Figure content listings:
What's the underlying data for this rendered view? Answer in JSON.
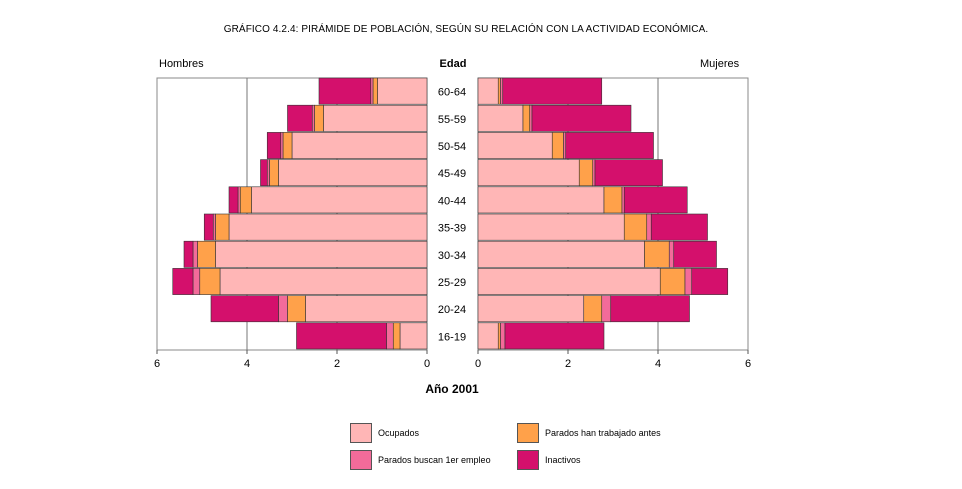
{
  "title": "GRÁFICO 4.2.4: PIRÁMIDE DE POBLACIÓN, SEGÚN SU RELACIÓN CON LA ACTIVIDAD ECONÓMICA.",
  "left_label": "Hombres",
  "right_label": "Mujeres",
  "age_axis_title": "Edad",
  "year_label": "Año 2001",
  "colors": {
    "ocupados": "#ffb6b6",
    "parados_antes": "#ffa14a",
    "parados_primer": "#f36b9a",
    "inactivos": "#d4106c"
  },
  "legend": [
    {
      "key": "ocupados",
      "label": "Ocupados"
    },
    {
      "key": "parados_antes",
      "label": "Parados han trabajado antes"
    },
    {
      "key": "parados_primer",
      "label": "Parados buscan 1er empleo"
    },
    {
      "key": "inactivos",
      "label": "Inactivos"
    }
  ],
  "chart_data": {
    "type": "bar",
    "subtype": "population-pyramid-stacked",
    "categories": [
      "60-64",
      "55-59",
      "50-54",
      "45-49",
      "40-44",
      "35-39",
      "30-34",
      "25-29",
      "20-24",
      "16-19"
    ],
    "xlim": [
      0,
      6
    ],
    "x_ticks": [
      "0",
      "2",
      "4",
      "6"
    ],
    "grid": true,
    "men": {
      "label": "Hombres",
      "series": [
        {
          "name": "Ocupados",
          "key": "ocupados",
          "values": [
            1.1,
            2.3,
            3.0,
            3.3,
            3.9,
            4.4,
            4.7,
            4.6,
            2.7,
            0.6
          ]
        },
        {
          "name": "Parados han trabajado antes",
          "key": "parados_antes",
          "values": [
            0.1,
            0.2,
            0.2,
            0.2,
            0.25,
            0.3,
            0.4,
            0.45,
            0.4,
            0.15
          ]
        },
        {
          "name": "Parados buscan 1er empleo",
          "key": "parados_primer",
          "values": [
            0.05,
            0.05,
            0.05,
            0.05,
            0.05,
            0.05,
            0.1,
            0.15,
            0.2,
            0.15
          ]
        },
        {
          "name": "Inactivos",
          "key": "inactivos",
          "values": [
            1.15,
            0.55,
            0.3,
            0.15,
            0.2,
            0.2,
            0.2,
            0.45,
            1.5,
            2.0
          ]
        }
      ]
    },
    "women": {
      "label": "Mujeres",
      "series": [
        {
          "name": "Ocupados",
          "key": "ocupados",
          "values": [
            0.45,
            1.0,
            1.65,
            2.25,
            2.8,
            3.25,
            3.7,
            4.05,
            2.35,
            0.45
          ]
        },
        {
          "name": "Parados han trabajado antes",
          "key": "parados_antes",
          "values": [
            0.05,
            0.15,
            0.25,
            0.3,
            0.4,
            0.5,
            0.55,
            0.55,
            0.4,
            0.05
          ]
        },
        {
          "name": "Parados buscan 1er empleo",
          "key": "parados_primer",
          "values": [
            0.05,
            0.05,
            0.05,
            0.05,
            0.05,
            0.1,
            0.1,
            0.15,
            0.2,
            0.1
          ]
        },
        {
          "name": "Inactivos",
          "key": "inactivos",
          "values": [
            2.2,
            2.2,
            1.95,
            1.5,
            1.4,
            1.25,
            0.95,
            0.8,
            1.75,
            2.2
          ]
        }
      ]
    }
  }
}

**Exercise**
Quote all the lines above exactly as given. Do not include the pictures.

**Final answer**
What's the underlying data for this rendered view? Answer in JSON.
{
  "title": "GRÁFICO 4.2.4: PIRÁMIDE DE POBLACIÓN, SEGÚN SU RELACIÓN CON LA ACTIVIDAD ECONÓMICA.",
  "left_label": "Hombres",
  "right_label": "Mujeres",
  "age_axis_title": "Edad",
  "year_label": "Año 2001",
  "colors": {
    "ocupados": "#ffb6b6",
    "parados_antes": "#ffa14a",
    "parados_primer": "#f36b9a",
    "inactivos": "#d4106c"
  },
  "legend": [
    {
      "key": "ocupados",
      "label": "Ocupados"
    },
    {
      "key": "parados_antes",
      "label": "Parados han trabajado antes"
    },
    {
      "key": "parados_primer",
      "label": "Parados buscan 1er empleo"
    },
    {
      "key": "inactivos",
      "label": "Inactivos"
    }
  ],
  "chart_data": {
    "type": "bar",
    "subtype": "population-pyramid-stacked",
    "categories": [
      "60-64",
      "55-59",
      "50-54",
      "45-49",
      "40-44",
      "35-39",
      "30-34",
      "25-29",
      "20-24",
      "16-19"
    ],
    "xlim": [
      0,
      6
    ],
    "x_ticks": [
      "0",
      "2",
      "4",
      "6"
    ],
    "grid": true,
    "men": {
      "label": "Hombres",
      "series": [
        {
          "name": "Ocupados",
          "key": "ocupados",
          "values": [
            1.1,
            2.3,
            3.0,
            3.3,
            3.9,
            4.4,
            4.7,
            4.6,
            2.7,
            0.6
          ]
        },
        {
          "name": "Parados han trabajado antes",
          "key": "parados_antes",
          "values": [
            0.1,
            0.2,
            0.2,
            0.2,
            0.25,
            0.3,
            0.4,
            0.45,
            0.4,
            0.15
          ]
        },
        {
          "name": "Parados buscan 1er empleo",
          "key": "parados_primer",
          "values": [
            0.05,
            0.05,
            0.05,
            0.05,
            0.05,
            0.05,
            0.1,
            0.15,
            0.2,
            0.15
          ]
        },
        {
          "name": "Inactivos",
          "key": "inactivos",
          "values": [
            1.15,
            0.55,
            0.3,
            0.15,
            0.2,
            0.2,
            0.2,
            0.45,
            1.5,
            2.0
          ]
        }
      ]
    },
    "women": {
      "label": "Mujeres",
      "series": [
        {
          "name": "Ocupados",
          "key": "ocupados",
          "values": [
            0.45,
            1.0,
            1.65,
            2.25,
            2.8,
            3.25,
            3.7,
            4.05,
            2.35,
            0.45
          ]
        },
        {
          "name": "Parados han trabajado antes",
          "key": "parados_antes",
          "values": [
            0.05,
            0.15,
            0.25,
            0.3,
            0.4,
            0.5,
            0.55,
            0.55,
            0.4,
            0.05
          ]
        },
        {
          "name": "Parados buscan 1er empleo",
          "key": "parados_primer",
          "values": [
            0.05,
            0.05,
            0.05,
            0.05,
            0.05,
            0.1,
            0.1,
            0.15,
            0.2,
            0.1
          ]
        },
        {
          "name": "Inactivos",
          "key": "inactivos",
          "values": [
            2.2,
            2.2,
            1.95,
            1.5,
            1.4,
            1.25,
            0.95,
            0.8,
            1.75,
            2.2
          ]
        }
      ]
    }
  }
}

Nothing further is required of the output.